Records

-- -- --

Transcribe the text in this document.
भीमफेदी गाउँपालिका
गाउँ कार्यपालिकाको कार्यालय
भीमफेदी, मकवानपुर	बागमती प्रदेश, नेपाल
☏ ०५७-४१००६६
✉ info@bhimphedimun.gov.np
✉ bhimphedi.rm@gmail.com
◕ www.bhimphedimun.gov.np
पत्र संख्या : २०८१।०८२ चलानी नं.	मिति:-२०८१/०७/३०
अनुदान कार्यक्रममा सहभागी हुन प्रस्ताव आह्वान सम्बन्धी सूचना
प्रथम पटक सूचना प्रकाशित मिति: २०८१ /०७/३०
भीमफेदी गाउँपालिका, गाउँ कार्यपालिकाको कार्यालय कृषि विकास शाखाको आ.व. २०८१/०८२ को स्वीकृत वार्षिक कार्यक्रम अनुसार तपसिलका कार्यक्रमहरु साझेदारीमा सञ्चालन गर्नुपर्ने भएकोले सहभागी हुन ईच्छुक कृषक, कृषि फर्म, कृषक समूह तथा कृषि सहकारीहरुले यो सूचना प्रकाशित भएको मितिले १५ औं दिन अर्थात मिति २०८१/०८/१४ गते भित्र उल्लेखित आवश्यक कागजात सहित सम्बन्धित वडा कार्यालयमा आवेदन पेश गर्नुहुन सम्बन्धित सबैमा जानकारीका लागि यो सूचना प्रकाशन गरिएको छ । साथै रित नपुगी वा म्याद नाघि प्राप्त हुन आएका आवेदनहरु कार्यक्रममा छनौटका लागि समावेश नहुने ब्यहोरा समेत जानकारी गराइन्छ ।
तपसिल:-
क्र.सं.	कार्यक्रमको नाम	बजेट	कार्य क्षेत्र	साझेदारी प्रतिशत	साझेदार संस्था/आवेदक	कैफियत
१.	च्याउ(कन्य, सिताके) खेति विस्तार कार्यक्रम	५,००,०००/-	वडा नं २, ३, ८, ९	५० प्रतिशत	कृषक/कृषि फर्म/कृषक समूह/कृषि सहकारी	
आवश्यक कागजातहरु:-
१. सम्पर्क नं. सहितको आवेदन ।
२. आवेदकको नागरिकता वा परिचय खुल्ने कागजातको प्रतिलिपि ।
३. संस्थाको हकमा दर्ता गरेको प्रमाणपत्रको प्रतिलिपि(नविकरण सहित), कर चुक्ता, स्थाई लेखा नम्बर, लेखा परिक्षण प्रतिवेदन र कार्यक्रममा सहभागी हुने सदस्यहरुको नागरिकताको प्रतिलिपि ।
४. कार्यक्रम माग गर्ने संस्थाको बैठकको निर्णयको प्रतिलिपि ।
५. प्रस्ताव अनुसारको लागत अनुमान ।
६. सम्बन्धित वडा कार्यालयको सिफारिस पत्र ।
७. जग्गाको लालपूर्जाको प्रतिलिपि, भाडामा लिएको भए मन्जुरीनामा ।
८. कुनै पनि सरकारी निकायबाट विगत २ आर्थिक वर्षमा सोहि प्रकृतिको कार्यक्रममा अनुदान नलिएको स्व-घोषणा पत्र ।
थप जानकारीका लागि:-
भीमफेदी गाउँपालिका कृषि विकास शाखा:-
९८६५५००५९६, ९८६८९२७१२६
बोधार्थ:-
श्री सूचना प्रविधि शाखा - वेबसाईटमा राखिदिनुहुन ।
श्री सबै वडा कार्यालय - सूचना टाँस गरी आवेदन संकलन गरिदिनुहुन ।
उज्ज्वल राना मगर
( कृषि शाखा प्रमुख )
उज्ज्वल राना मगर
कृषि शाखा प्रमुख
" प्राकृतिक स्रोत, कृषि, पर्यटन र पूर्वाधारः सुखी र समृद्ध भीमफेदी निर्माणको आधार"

-- -- --

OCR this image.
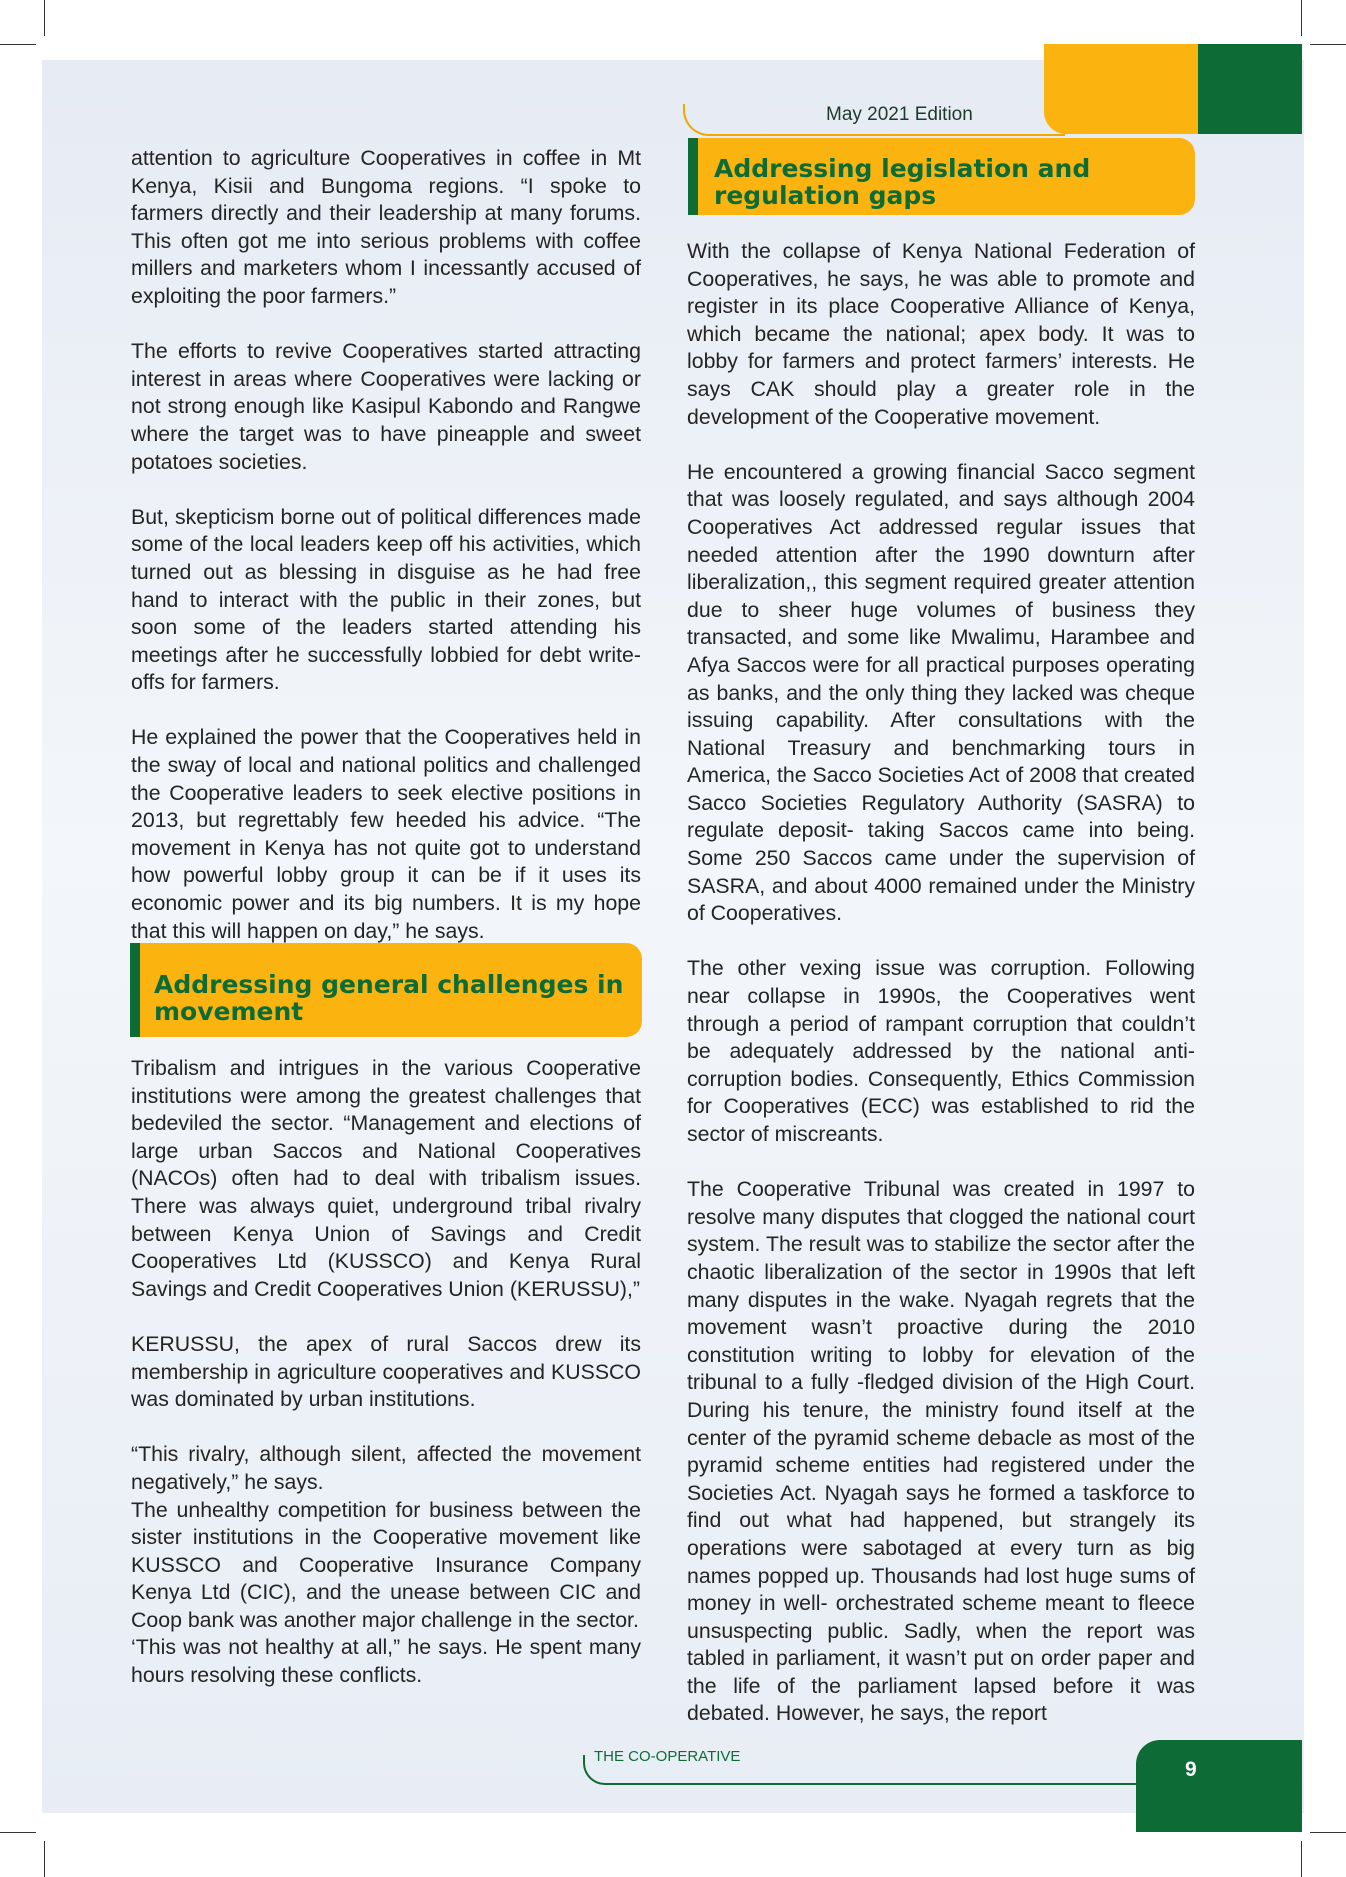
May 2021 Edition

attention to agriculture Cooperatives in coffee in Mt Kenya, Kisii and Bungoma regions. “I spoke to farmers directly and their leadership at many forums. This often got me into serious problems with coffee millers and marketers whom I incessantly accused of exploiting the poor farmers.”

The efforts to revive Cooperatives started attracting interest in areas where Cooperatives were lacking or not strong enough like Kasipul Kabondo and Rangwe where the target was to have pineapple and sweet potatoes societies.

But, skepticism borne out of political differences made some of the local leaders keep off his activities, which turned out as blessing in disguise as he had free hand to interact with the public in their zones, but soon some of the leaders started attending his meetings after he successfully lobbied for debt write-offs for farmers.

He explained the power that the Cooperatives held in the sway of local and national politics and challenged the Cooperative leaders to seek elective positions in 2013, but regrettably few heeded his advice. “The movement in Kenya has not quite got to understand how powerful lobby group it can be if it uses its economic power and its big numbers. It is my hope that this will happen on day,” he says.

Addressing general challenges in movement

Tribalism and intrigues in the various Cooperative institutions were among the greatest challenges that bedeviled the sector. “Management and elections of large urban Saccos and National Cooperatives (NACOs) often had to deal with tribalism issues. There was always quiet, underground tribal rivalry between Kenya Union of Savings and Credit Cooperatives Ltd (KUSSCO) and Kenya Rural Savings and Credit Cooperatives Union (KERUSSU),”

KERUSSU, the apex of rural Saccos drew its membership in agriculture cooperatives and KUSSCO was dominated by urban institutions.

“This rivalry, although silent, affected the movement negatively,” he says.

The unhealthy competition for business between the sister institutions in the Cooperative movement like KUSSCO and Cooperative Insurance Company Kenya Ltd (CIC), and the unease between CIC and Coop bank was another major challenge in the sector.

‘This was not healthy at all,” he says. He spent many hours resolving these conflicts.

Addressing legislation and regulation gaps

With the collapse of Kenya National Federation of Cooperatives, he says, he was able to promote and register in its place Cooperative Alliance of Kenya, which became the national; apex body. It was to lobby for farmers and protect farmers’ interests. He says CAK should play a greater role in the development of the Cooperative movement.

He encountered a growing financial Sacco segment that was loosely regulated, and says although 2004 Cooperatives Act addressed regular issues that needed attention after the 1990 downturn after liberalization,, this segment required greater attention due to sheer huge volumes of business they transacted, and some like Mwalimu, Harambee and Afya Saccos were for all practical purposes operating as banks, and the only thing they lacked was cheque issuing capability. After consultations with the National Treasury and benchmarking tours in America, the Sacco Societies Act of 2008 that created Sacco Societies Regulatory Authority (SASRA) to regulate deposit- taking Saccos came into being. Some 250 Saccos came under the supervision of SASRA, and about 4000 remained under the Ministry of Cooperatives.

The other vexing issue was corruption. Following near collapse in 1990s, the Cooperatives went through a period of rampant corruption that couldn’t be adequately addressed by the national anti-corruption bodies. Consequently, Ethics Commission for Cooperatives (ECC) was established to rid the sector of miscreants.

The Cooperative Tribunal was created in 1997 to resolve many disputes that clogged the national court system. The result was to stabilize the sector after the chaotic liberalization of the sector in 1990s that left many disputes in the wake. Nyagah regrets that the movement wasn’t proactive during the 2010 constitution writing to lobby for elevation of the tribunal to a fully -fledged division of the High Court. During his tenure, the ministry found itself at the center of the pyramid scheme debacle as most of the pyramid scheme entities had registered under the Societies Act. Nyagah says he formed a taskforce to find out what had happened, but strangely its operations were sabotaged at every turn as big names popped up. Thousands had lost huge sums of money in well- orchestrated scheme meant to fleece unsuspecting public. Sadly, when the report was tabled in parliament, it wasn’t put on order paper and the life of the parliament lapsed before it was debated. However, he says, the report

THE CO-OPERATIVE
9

-- -- --

> **Task description**
Which lines of the data above contain "although"? Copy each one.

> **Finished answer**
“This rivalry, although silent, affected the movement negatively,” he says.
He encountered a growing financial Sacco segment that was loosely regulated, and says although 2004 Cooperatives Act addressed regular issues that needed attention after the 1990 downturn after liberalization,, this segment required greater attention due to sheer huge volumes of business they transacted, and some like Mwalimu, Harambee and Afya Saccos were for all practical purposes operating as banks, and the only thing they lacked was cheque issuing capability. After consultations with the National Treasury and benchmarking tours in America, the Sacco Societies Act of 2008 that created Sacco Societies Regulatory Authority (SASRA) to regulate deposit- taking Saccos came into being. Some 250 Saccos came under the supervision of SASRA, and about 4000 remained under the Ministry of Cooperatives.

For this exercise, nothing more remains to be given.